Data items

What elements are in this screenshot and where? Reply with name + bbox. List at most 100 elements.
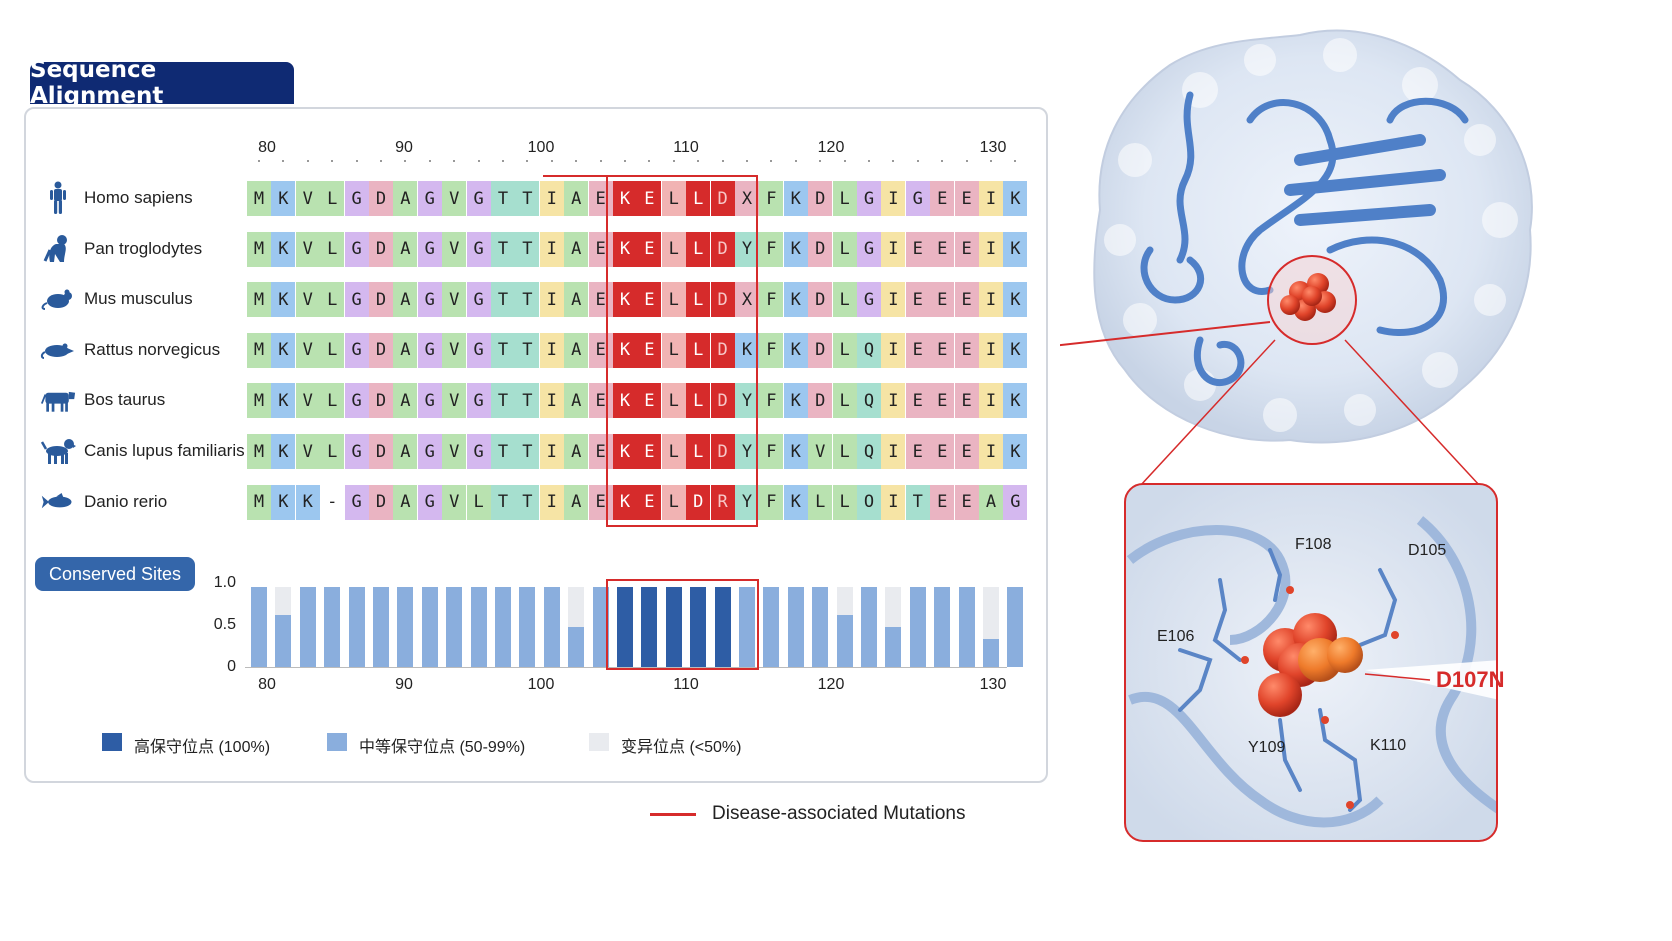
- residue-cell: I: [881, 332, 906, 368]
- residue-cell: V: [442, 383, 467, 419]
- ruler-tick-mark: [697, 160, 700, 162]
- residue-cell: V: [442, 434, 467, 469]
- conservation-bar: [568, 627, 585, 667]
- residue-cell: E: [954, 383, 979, 419]
- residue-cell: M: [247, 383, 271, 419]
- ruler-tick-mark: [477, 160, 480, 162]
- residue-cell: L: [832, 181, 857, 216]
- protein-ribbon: [1140, 91, 1469, 387]
- mutation-region-frame: [606, 175, 758, 527]
- residue-label-e106: E106: [1157, 628, 1194, 645]
- species-row: Danio rerio: [40, 487, 250, 517]
- conservation-bar: [909, 587, 926, 667]
- ruler-tick-label: 110: [673, 139, 699, 156]
- conservation-bar: [299, 587, 316, 667]
- residue-cell: K: [783, 434, 808, 469]
- residue-cell: G: [857, 282, 881, 318]
- ruler-tick-label: 100: [527, 139, 555, 156]
- conservation-bar: [812, 587, 829, 667]
- conservation-bar: [348, 587, 365, 667]
- residue-cell: T: [515, 484, 540, 520]
- ruler-tick-mark: [258, 160, 260, 162]
- residue-cell: V: [295, 181, 320, 216]
- ruler-tick-mark: [453, 160, 456, 162]
- conservation-x-axis: [245, 667, 1007, 668]
- residue-cell: E: [588, 484, 613, 520]
- residue-cell: D: [686, 484, 711, 520]
- residue-cell: Y: [735, 231, 759, 267]
- ruler-tick-mark: [624, 160, 626, 162]
- residue-cell: T: [491, 231, 515, 267]
- residue-cell: T: [515, 282, 540, 318]
- residue-cell: G: [466, 282, 491, 318]
- legend-label: 变异位点 (<50%): [621, 739, 742, 756]
- residue-cell: G: [466, 383, 491, 419]
- residue-cell: G: [417, 332, 442, 368]
- ruler-tick-mark: [916, 160, 919, 162]
- residue-cell: K: [271, 181, 296, 216]
- ruler-tick-mark: [355, 160, 358, 162]
- conservation-x-tick: 110: [673, 676, 699, 693]
- residue-cell: Q: [857, 332, 881, 368]
- residue-cell: A: [564, 181, 589, 216]
- residue-cell: D: [808, 231, 833, 267]
- residue-cell: I: [881, 434, 906, 469]
- ruler-tick-mark: [843, 160, 846, 162]
- residue-cell: G: [344, 383, 369, 419]
- species-name: Pan troglodytes: [84, 238, 203, 258]
- residue-cell: K: [1003, 282, 1028, 318]
- conservation-bar: [739, 587, 755, 667]
- residue-cell: E: [905, 383, 930, 419]
- residue-label-k110: K110: [1370, 737, 1406, 754]
- residue-cell: L: [661, 383, 686, 419]
- residue-cell: E: [930, 332, 955, 368]
- residue-cell: I: [979, 434, 1003, 469]
- residue-cell: Q: [857, 383, 881, 419]
- ruler-tick-mark: [331, 160, 334, 162]
- residue-cell: Y: [735, 434, 759, 469]
- conservation-x-tick: 120: [817, 676, 845, 693]
- ruler-tick-mark: [380, 160, 382, 162]
- conservation-x-tick: 80: [258, 676, 276, 693]
- zoom-connector-right: [1344, 339, 1481, 487]
- residue-cell: A: [564, 383, 589, 419]
- conserved-sites-badge: Conserved Sites: [35, 557, 195, 591]
- residue-cell: G: [344, 282, 369, 318]
- conservation-x-tick: 130: [979, 676, 1007, 693]
- residue-cell: R: [710, 484, 735, 520]
- residue-cell: K: [613, 484, 637, 520]
- residue-cell: T: [491, 332, 515, 368]
- residue-cell: E: [905, 434, 930, 469]
- residue-cell: L: [832, 383, 857, 419]
- residue-cell: E: [930, 181, 955, 216]
- residue-cell: Y: [735, 383, 759, 419]
- residue-cell: K: [1003, 332, 1028, 368]
- residue-cell: I: [979, 383, 1003, 419]
- residue-cell: I: [539, 282, 564, 318]
- residue-cell: K: [613, 282, 637, 318]
- residue-cell: I: [539, 181, 564, 216]
- residue-cell: A: [393, 383, 418, 419]
- species-name: Canis lupus familiaris: [84, 441, 245, 460]
- legend-swatch: [327, 733, 347, 751]
- residue-cell: M: [247, 484, 271, 520]
- residue-cell: M: [247, 434, 271, 469]
- residue-cell: G: [905, 181, 930, 216]
- residue-cell: F: [759, 181, 784, 216]
- species-name: Mus musculus: [84, 289, 193, 309]
- ruler-tick-label: 80: [258, 139, 276, 156]
- residue-cell: G: [466, 434, 491, 469]
- residue-cell: D: [808, 332, 833, 368]
- residue-cell: L: [661, 282, 686, 318]
- residue-cell: G: [857, 231, 881, 267]
- residue-cell: F: [759, 434, 784, 469]
- residue-cell: A: [979, 484, 1003, 520]
- residue-cell: I: [881, 282, 906, 318]
- residue-cell: L: [686, 231, 711, 267]
- residue-cell: K: [783, 181, 808, 216]
- residue-cell: K: [1003, 434, 1028, 469]
- residue-cell: A: [393, 231, 418, 267]
- residue-cell: A: [564, 332, 589, 368]
- conservation-bar: [714, 587, 731, 667]
- residue-cell: G: [344, 231, 369, 267]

* **What you should do**: Whenever a line above has the word "label" in it, copy that line.

* **Solution to the problem**:
- residue-label-e106: E106: [1157, 628, 1194, 645]
- ruler-tick-label: 110: [673, 139, 699, 156]
- ruler-tick-label: 100: [527, 139, 555, 156]
- legend-label: 变异位点 (<50%): [621, 739, 742, 756]
- residue-label-k110: K110: [1370, 737, 1406, 754]
- ruler-tick-label: 80: [258, 139, 276, 156]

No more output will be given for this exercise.